▸ What you will do:
Write out all the entries word for word and omit any pictures.

⟨

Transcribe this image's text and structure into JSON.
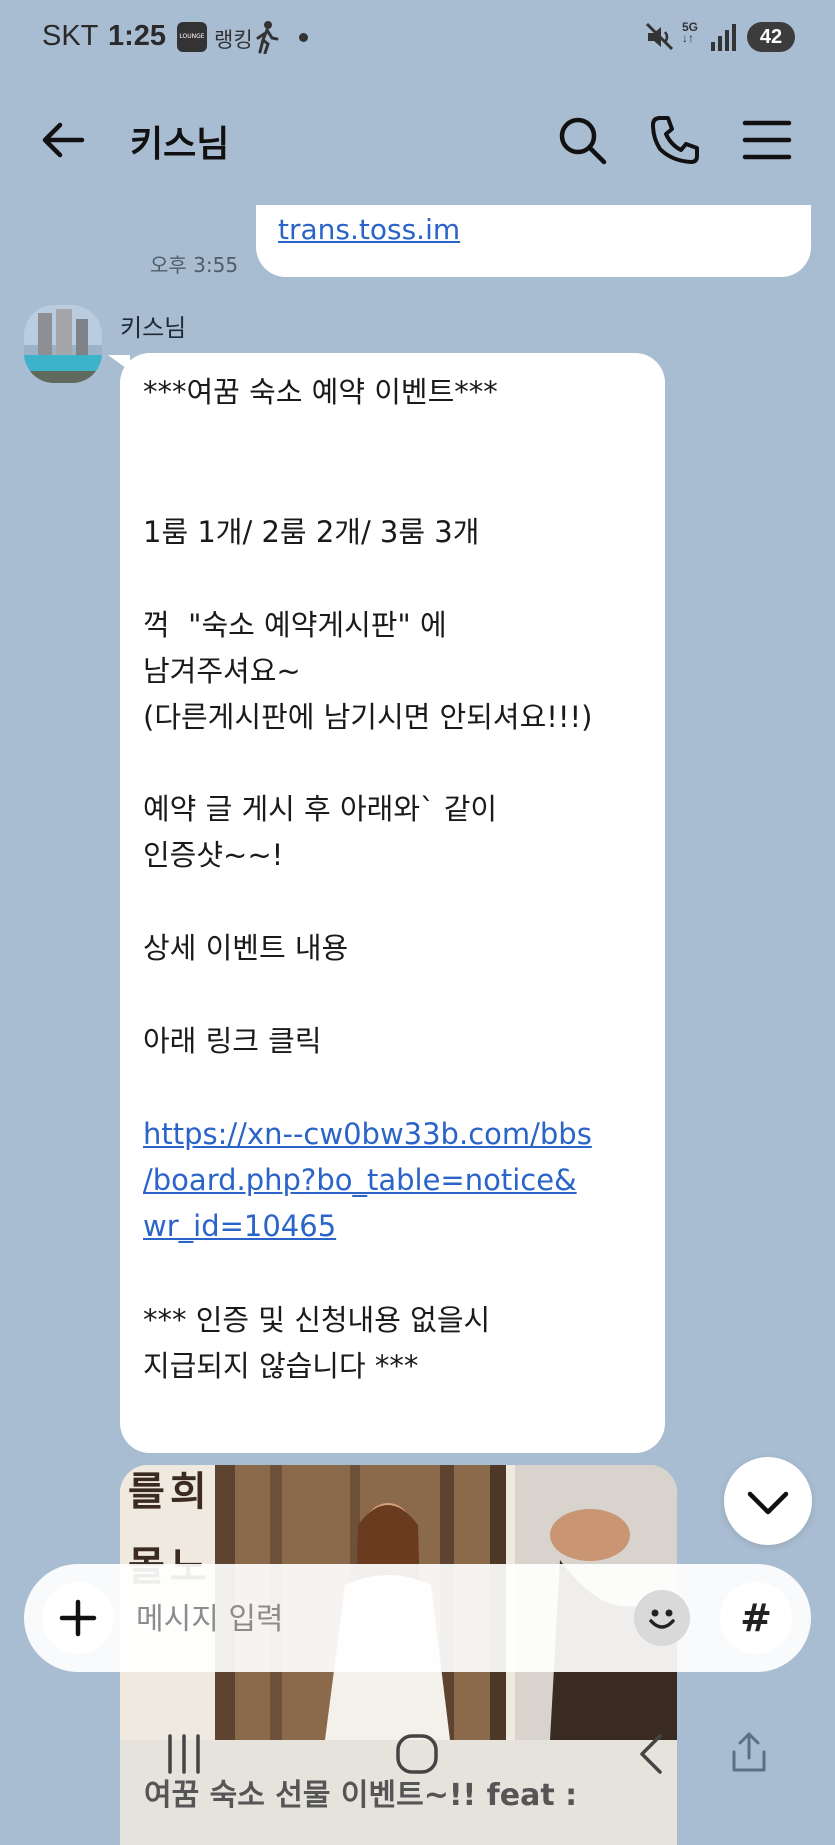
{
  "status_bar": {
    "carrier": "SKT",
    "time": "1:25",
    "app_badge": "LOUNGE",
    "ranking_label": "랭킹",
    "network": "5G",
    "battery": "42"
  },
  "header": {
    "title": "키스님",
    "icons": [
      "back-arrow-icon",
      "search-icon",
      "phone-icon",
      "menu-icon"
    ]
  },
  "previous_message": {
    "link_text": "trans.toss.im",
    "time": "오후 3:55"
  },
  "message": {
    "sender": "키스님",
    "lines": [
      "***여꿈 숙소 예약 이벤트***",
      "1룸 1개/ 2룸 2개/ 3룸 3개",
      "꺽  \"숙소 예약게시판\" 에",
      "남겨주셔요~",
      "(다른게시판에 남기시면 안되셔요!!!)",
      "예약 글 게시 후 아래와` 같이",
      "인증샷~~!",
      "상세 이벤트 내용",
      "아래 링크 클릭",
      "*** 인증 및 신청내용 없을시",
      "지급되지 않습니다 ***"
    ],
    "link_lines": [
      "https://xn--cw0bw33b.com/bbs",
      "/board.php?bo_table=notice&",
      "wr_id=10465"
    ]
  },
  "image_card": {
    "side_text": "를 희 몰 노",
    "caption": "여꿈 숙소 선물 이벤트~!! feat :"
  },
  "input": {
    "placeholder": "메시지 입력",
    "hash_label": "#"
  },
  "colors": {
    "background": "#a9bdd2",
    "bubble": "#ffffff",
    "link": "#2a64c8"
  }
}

⟩

▸ Solution to this task:
Transcribe this image's text and structure into JSON.
{
  "status_bar": {
    "carrier": "SKT",
    "time": "1:25",
    "app_badge": "LOUNGE",
    "ranking_label": "랭킹",
    "network": "5G",
    "battery": "42"
  },
  "header": {
    "title": "키스님",
    "icons": [
      "back-arrow-icon",
      "search-icon",
      "phone-icon",
      "menu-icon"
    ]
  },
  "previous_message": {
    "link_text": "trans.toss.im",
    "time": "오후 3:55"
  },
  "message": {
    "sender": "키스님",
    "lines": [
      "***여꿈 숙소 예약 이벤트***",
      "1룸 1개/ 2룸 2개/ 3룸 3개",
      "꺽  \"숙소 예약게시판\" 에",
      "남겨주셔요~",
      "(다른게시판에 남기시면 안되셔요!!!)",
      "예약 글 게시 후 아래와` 같이",
      "인증샷~~!",
      "상세 이벤트 내용",
      "아래 링크 클릭",
      "*** 인증 및 신청내용 없을시",
      "지급되지 않습니다 ***"
    ],
    "link_lines": [
      "https://xn--cw0bw33b.com/bbs",
      "/board.php?bo_table=notice&",
      "wr_id=10465"
    ]
  },
  "image_card": {
    "side_text": "를 희 몰 노",
    "caption": "여꿈 숙소 선물 이벤트~!! feat :"
  },
  "input": {
    "placeholder": "메시지 입력",
    "hash_label": "#"
  },
  "colors": {
    "background": "#a9bdd2",
    "bubble": "#ffffff",
    "link": "#2a64c8"
  }
}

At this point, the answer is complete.